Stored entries
__________________________________________________

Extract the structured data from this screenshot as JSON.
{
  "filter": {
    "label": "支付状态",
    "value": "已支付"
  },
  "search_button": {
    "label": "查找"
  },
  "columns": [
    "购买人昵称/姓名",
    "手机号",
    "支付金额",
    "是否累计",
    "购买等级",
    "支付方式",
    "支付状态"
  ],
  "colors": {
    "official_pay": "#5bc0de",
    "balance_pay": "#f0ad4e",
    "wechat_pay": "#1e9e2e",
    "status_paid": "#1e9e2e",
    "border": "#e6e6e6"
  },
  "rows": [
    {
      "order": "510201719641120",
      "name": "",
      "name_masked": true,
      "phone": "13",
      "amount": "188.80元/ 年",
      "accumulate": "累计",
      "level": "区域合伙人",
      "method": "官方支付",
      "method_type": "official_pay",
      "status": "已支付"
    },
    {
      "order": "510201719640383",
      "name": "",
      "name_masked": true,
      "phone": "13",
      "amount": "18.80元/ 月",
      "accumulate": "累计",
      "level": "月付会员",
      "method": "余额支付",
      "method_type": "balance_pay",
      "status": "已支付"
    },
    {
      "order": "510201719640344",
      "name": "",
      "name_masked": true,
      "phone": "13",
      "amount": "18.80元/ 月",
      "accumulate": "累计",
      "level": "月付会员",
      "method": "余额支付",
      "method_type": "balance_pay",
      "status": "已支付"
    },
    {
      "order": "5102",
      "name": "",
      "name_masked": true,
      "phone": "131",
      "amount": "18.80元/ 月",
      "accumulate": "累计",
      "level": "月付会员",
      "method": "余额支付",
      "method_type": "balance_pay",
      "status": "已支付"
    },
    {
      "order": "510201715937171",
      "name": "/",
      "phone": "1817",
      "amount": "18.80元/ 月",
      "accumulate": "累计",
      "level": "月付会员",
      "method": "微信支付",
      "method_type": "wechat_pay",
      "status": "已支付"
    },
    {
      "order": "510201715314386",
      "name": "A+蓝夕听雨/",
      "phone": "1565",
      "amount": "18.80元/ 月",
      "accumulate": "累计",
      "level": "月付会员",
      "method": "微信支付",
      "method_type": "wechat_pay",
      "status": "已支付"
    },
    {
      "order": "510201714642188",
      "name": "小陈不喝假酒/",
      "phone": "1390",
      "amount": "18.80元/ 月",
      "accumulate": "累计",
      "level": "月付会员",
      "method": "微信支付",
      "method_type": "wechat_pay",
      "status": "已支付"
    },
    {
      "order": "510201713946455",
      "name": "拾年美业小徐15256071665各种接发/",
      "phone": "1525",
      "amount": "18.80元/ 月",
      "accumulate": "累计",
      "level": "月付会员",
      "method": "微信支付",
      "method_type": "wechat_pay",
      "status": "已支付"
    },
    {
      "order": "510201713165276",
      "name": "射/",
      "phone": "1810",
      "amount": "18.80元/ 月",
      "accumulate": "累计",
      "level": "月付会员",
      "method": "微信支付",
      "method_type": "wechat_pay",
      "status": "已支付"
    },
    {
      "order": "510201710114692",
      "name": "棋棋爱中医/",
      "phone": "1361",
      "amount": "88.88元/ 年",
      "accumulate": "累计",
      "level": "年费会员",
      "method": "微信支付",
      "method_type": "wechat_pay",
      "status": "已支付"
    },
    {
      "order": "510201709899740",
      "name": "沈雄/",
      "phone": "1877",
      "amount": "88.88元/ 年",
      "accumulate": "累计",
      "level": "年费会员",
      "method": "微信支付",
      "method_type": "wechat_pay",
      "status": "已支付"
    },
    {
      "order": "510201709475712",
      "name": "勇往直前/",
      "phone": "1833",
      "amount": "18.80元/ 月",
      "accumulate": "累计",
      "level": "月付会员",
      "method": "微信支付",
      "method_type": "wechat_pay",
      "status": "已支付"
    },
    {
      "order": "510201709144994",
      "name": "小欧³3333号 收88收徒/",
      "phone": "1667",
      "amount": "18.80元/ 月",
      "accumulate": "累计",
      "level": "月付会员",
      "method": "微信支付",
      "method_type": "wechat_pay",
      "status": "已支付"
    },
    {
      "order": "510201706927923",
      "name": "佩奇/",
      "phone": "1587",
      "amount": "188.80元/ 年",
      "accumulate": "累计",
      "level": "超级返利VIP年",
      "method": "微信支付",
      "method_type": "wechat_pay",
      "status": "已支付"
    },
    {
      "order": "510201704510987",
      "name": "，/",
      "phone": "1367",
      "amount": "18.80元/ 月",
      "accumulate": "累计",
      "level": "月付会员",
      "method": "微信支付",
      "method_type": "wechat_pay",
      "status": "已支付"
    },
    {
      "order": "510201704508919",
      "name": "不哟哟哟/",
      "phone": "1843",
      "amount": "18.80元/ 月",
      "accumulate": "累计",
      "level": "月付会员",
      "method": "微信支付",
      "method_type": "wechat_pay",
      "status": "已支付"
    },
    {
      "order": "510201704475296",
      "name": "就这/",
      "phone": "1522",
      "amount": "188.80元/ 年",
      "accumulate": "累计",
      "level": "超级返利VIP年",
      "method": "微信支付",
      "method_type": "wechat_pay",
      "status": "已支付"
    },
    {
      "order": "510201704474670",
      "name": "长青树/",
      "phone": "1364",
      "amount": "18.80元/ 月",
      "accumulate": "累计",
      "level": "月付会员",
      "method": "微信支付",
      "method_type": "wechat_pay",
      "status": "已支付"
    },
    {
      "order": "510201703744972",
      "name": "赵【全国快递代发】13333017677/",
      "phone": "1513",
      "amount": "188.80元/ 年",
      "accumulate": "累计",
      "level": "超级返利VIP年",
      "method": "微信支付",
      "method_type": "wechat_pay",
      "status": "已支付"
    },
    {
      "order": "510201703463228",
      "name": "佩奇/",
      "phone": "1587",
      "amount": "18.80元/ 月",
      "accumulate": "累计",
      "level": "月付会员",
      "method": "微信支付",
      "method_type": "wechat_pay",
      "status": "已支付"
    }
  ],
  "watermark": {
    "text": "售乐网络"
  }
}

__________________________________________________

[Exercise instructions]:
Extract every line above exactly as it stands.

[Solution below]:
Extract the structured data from this screenshot as JSON.
{
  "filter": {
    "label": "支付状态",
    "value": "已支付"
  },
  "search_button": {
    "label": "查找"
  },
  "columns": [
    "购买人昵称/姓名",
    "手机号",
    "支付金额",
    "是否累计",
    "购买等级",
    "支付方式",
    "支付状态"
  ],
  "colors": {
    "official_pay": "#5bc0de",
    "balance_pay": "#f0ad4e",
    "wechat_pay": "#1e9e2e",
    "status_paid": "#1e9e2e",
    "border": "#e6e6e6"
  },
  "rows": [
    {
      "order": "510201719641120",
      "name": "",
      "name_masked": true,
      "phone": "13",
      "amount": "188.80元/ 年",
      "accumulate": "累计",
      "level": "区域合伙人",
      "method": "官方支付",
      "method_type": "official_pay",
      "status": "已支付"
    },
    {
      "order": "510201719640383",
      "name": "",
      "name_masked": true,
      "phone": "13",
      "amount": "18.80元/ 月",
      "accumulate": "累计",
      "level": "月付会员",
      "method": "余额支付",
      "method_type": "balance_pay",
      "status": "已支付"
    },
    {
      "order": "510201719640344",
      "name": "",
      "name_masked": true,
      "phone": "13",
      "amount": "18.80元/ 月",
      "accumulate": "累计",
      "level": "月付会员",
      "method": "余额支付",
      "method_type": "balance_pay",
      "status": "已支付"
    },
    {
      "order": "5102",
      "name": "",
      "name_masked": true,
      "phone": "131",
      "amount": "18.80元/ 月",
      "accumulate": "累计",
      "level": "月付会员",
      "method": "余额支付",
      "method_type": "balance_pay",
      "status": "已支付"
    },
    {
      "order": "510201715937171",
      "name": "/",
      "phone": "1817",
      "amount": "18.80元/ 月",
      "accumulate": "累计",
      "level": "月付会员",
      "method": "微信支付",
      "method_type": "wechat_pay",
      "status": "已支付"
    },
    {
      "order": "510201715314386",
      "name": "A+蓝夕听雨/",
      "phone": "1565",
      "amount": "18.80元/ 月",
      "accumulate": "累计",
      "level": "月付会员",
      "method": "微信支付",
      "method_type": "wechat_pay",
      "status": "已支付"
    },
    {
      "order": "510201714642188",
      "name": "小陈不喝假酒/",
      "phone": "1390",
      "amount": "18.80元/ 月",
      "accumulate": "累计",
      "level": "月付会员",
      "method": "微信支付",
      "method_type": "wechat_pay",
      "status": "已支付"
    },
    {
      "order": "510201713946455",
      "name": "拾年美业小徐15256071665各种接发/",
      "phone": "1525",
      "amount": "18.80元/ 月",
      "accumulate": "累计",
      "level": "月付会员",
      "method": "微信支付",
      "method_type": "wechat_pay",
      "status": "已支付"
    },
    {
      "order": "510201713165276",
      "name": "射/",
      "phone": "1810",
      "amount": "18.80元/ 月",
      "accumulate": "累计",
      "level": "月付会员",
      "method": "微信支付",
      "method_type": "wechat_pay",
      "status": "已支付"
    },
    {
      "order": "510201710114692",
      "name": "棋棋爱中医/",
      "phone": "1361",
      "amount": "88.88元/ 年",
      "accumulate": "累计",
      "level": "年费会员",
      "method": "微信支付",
      "method_type": "wechat_pay",
      "status": "已支付"
    },
    {
      "order": "510201709899740",
      "name": "沈雄/",
      "phone": "1877",
      "amount": "88.88元/ 年",
      "accumulate": "累计",
      "level": "年费会员",
      "method": "微信支付",
      "method_type": "wechat_pay",
      "status": "已支付"
    },
    {
      "order": "510201709475712",
      "name": "勇往直前/",
      "phone": "1833",
      "amount": "18.80元/ 月",
      "accumulate": "累计",
      "level": "月付会员",
      "method": "微信支付",
      "method_type": "wechat_pay",
      "status": "已支付"
    },
    {
      "order": "510201709144994",
      "name": "小欧³3333号 收88收徒/",
      "phone": "1667",
      "amount": "18.80元/ 月",
      "accumulate": "累计",
      "level": "月付会员",
      "method": "微信支付",
      "method_type": "wechat_pay",
      "status": "已支付"
    },
    {
      "order": "510201706927923",
      "name": "佩奇/",
      "phone": "1587",
      "amount": "188.80元/ 年",
      "accumulate": "累计",
      "level": "超级返利VIP年",
      "method": "微信支付",
      "method_type": "wechat_pay",
      "status": "已支付"
    },
    {
      "order": "510201704510987",
      "name": "，/",
      "phone": "1367",
      "amount": "18.80元/ 月",
      "accumulate": "累计",
      "level": "月付会员",
      "method": "微信支付",
      "method_type": "wechat_pay",
      "status": "已支付"
    },
    {
      "order": "510201704508919",
      "name": "不哟哟哟/",
      "phone": "1843",
      "amount": "18.80元/ 月",
      "accumulate": "累计",
      "level": "月付会员",
      "method": "微信支付",
      "method_type": "wechat_pay",
      "status": "已支付"
    },
    {
      "order": "510201704475296",
      "name": "就这/",
      "phone": "1522",
      "amount": "188.80元/ 年",
      "accumulate": "累计",
      "level": "超级返利VIP年",
      "method": "微信支付",
      "method_type": "wechat_pay",
      "status": "已支付"
    },
    {
      "order": "510201704474670",
      "name": "长青树/",
      "phone": "1364",
      "amount": "18.80元/ 月",
      "accumulate": "累计",
      "level": "月付会员",
      "method": "微信支付",
      "method_type": "wechat_pay",
      "status": "已支付"
    },
    {
      "order": "510201703744972",
      "name": "赵【全国快递代发】13333017677/",
      "phone": "1513",
      "amount": "188.80元/ 年",
      "accumulate": "累计",
      "level": "超级返利VIP年",
      "method": "微信支付",
      "method_type": "wechat_pay",
      "status": "已支付"
    },
    {
      "order": "510201703463228",
      "name": "佩奇/",
      "phone": "1587",
      "amount": "18.80元/ 月",
      "accumulate": "累计",
      "level": "月付会员",
      "method": "微信支付",
      "method_type": "wechat_pay",
      "status": "已支付"
    }
  ],
  "watermark": {
    "text": "售乐网络"
  }
}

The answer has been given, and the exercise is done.